WHAT TO DO —
Gather up the lines with the word "xlabel" in them.

Chart and figure data:
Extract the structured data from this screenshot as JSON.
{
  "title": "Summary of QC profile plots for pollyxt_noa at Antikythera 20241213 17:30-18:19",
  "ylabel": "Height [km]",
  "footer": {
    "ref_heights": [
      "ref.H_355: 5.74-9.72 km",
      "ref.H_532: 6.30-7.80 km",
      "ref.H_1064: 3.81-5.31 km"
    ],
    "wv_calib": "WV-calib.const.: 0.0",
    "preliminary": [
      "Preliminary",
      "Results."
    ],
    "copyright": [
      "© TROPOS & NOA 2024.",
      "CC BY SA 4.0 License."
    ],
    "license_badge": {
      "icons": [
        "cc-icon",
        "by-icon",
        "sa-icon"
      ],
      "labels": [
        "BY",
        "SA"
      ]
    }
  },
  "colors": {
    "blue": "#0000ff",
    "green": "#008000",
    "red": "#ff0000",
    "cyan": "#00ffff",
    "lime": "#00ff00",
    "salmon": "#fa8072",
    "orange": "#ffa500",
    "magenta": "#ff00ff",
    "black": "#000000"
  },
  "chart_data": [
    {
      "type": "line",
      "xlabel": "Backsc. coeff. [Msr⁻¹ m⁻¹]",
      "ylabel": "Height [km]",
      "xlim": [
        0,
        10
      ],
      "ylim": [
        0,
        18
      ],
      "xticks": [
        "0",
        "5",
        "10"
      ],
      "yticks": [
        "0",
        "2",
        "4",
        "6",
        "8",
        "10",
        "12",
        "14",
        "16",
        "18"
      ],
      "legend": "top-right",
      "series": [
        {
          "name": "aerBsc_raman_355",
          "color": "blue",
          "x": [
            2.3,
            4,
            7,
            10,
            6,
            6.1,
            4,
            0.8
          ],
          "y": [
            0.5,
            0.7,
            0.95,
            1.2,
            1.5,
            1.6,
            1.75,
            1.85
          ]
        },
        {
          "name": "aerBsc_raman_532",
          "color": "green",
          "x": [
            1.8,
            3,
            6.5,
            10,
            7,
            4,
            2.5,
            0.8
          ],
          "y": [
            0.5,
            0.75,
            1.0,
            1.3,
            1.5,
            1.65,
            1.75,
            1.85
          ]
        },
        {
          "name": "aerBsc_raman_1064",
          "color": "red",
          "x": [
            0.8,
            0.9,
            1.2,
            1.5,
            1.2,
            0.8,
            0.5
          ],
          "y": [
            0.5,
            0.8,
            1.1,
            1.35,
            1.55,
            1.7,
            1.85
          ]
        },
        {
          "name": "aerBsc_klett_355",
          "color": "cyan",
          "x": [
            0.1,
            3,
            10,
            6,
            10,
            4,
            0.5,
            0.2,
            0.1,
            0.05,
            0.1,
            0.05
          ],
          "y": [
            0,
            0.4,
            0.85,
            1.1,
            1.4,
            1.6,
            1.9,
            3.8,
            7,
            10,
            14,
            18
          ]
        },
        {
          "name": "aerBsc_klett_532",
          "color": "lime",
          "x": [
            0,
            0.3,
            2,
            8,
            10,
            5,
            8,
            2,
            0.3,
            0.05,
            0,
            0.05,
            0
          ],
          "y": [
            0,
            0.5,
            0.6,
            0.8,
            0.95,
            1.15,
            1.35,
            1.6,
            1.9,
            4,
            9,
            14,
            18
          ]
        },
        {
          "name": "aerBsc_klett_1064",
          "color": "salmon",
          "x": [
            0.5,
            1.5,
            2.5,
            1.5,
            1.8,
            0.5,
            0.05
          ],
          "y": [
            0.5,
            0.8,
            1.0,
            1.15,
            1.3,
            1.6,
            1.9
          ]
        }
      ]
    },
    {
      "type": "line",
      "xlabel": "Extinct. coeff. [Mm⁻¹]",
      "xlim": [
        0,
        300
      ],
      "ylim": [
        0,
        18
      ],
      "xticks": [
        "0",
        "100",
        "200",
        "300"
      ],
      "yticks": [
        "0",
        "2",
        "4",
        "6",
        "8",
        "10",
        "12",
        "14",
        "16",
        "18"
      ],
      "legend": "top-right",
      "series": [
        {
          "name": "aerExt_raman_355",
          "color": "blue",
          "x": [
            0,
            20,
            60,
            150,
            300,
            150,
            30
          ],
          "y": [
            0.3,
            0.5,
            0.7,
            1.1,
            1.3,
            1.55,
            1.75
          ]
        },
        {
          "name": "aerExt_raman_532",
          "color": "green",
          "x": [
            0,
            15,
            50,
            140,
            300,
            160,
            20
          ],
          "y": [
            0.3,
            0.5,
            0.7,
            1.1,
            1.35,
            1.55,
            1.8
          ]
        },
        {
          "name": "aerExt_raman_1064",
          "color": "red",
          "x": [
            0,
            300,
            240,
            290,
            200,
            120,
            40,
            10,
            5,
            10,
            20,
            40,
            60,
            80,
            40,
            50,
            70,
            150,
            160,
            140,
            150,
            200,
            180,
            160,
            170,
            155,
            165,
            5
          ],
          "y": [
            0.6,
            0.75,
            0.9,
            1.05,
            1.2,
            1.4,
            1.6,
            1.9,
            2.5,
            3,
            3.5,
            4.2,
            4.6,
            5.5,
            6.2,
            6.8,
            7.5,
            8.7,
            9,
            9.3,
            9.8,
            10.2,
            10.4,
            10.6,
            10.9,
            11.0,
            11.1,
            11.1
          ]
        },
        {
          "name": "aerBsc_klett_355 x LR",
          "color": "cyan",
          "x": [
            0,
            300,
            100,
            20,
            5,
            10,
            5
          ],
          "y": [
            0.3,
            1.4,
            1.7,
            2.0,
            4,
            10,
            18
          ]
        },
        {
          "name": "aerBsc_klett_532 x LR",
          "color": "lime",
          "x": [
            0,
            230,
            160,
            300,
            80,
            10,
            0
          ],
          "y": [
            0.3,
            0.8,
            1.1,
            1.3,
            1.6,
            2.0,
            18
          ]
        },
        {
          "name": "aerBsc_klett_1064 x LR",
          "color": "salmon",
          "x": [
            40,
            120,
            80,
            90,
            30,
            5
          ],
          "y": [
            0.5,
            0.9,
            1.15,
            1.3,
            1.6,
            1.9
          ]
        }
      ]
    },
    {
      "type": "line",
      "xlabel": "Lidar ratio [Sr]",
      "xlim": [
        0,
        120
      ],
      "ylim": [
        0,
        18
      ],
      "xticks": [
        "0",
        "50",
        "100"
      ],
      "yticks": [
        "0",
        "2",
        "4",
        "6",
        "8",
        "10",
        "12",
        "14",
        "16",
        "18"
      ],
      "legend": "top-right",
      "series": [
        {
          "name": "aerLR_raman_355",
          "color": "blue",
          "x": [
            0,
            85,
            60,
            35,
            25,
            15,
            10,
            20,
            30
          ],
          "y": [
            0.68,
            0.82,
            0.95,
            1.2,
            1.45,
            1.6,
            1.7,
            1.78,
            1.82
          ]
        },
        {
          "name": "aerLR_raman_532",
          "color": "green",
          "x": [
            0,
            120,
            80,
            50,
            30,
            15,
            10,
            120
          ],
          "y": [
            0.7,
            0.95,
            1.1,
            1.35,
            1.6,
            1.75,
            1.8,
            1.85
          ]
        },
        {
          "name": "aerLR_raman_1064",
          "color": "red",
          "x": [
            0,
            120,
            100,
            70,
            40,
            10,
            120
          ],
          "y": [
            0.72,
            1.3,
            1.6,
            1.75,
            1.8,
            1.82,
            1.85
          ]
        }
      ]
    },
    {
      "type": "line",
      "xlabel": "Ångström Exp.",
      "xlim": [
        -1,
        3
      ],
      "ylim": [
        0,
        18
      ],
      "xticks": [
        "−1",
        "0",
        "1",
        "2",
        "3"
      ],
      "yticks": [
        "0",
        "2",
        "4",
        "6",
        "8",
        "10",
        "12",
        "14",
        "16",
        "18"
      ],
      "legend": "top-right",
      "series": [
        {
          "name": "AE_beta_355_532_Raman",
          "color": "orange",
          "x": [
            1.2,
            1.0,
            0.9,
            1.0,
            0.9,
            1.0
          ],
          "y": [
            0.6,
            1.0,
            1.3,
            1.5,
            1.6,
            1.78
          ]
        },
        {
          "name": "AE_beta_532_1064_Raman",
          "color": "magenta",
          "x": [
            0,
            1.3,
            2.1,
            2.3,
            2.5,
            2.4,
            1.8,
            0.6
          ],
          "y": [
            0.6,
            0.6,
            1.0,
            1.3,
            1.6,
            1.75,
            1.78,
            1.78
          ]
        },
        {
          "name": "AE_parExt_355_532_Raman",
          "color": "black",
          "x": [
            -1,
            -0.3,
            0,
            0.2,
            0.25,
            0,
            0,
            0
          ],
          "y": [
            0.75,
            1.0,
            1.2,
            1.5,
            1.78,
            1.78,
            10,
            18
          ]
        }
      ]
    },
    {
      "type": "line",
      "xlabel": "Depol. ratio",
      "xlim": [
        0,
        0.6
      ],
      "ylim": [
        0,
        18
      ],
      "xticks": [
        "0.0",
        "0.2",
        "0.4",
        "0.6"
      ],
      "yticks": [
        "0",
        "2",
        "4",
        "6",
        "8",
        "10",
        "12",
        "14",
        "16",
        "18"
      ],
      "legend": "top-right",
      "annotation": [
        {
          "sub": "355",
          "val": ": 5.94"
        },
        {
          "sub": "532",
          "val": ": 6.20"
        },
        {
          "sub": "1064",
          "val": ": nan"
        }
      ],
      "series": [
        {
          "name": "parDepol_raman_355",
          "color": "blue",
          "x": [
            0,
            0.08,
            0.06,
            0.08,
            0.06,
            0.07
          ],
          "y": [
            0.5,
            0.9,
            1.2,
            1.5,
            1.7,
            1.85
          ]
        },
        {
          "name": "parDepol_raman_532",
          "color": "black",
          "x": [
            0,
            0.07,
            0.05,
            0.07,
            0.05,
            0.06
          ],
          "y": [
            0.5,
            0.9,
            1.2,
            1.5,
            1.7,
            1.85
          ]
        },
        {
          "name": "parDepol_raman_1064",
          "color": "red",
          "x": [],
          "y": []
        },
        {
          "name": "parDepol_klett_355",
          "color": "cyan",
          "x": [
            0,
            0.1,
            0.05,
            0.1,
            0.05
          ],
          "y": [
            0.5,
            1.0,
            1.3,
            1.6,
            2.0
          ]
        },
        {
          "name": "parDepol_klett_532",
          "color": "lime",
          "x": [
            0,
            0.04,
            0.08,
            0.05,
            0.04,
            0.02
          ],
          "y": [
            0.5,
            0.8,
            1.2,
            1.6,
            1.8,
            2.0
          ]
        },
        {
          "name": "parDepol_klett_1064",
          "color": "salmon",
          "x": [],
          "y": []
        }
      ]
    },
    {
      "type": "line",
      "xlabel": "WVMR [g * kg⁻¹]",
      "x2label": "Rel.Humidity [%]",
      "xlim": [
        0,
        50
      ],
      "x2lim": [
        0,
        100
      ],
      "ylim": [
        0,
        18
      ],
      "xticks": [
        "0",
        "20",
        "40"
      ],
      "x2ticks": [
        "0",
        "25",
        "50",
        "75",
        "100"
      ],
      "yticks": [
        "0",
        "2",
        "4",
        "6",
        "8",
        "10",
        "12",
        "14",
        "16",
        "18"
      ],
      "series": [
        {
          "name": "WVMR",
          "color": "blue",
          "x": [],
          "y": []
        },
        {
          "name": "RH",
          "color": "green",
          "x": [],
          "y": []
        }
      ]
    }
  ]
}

ANSWER BELOW —
      "xlabel": "Backsc. coeff. [Msr⁻¹ m⁻¹]",
      "xlabel": "Extinct. coeff. [Mm⁻¹]",
      "xlabel": "Lidar ratio [Sr]",
      "xlabel": "Ångström Exp.",
      "xlabel": "Depol. ratio",
      "xlabel": "WVMR [g * kg⁻¹]",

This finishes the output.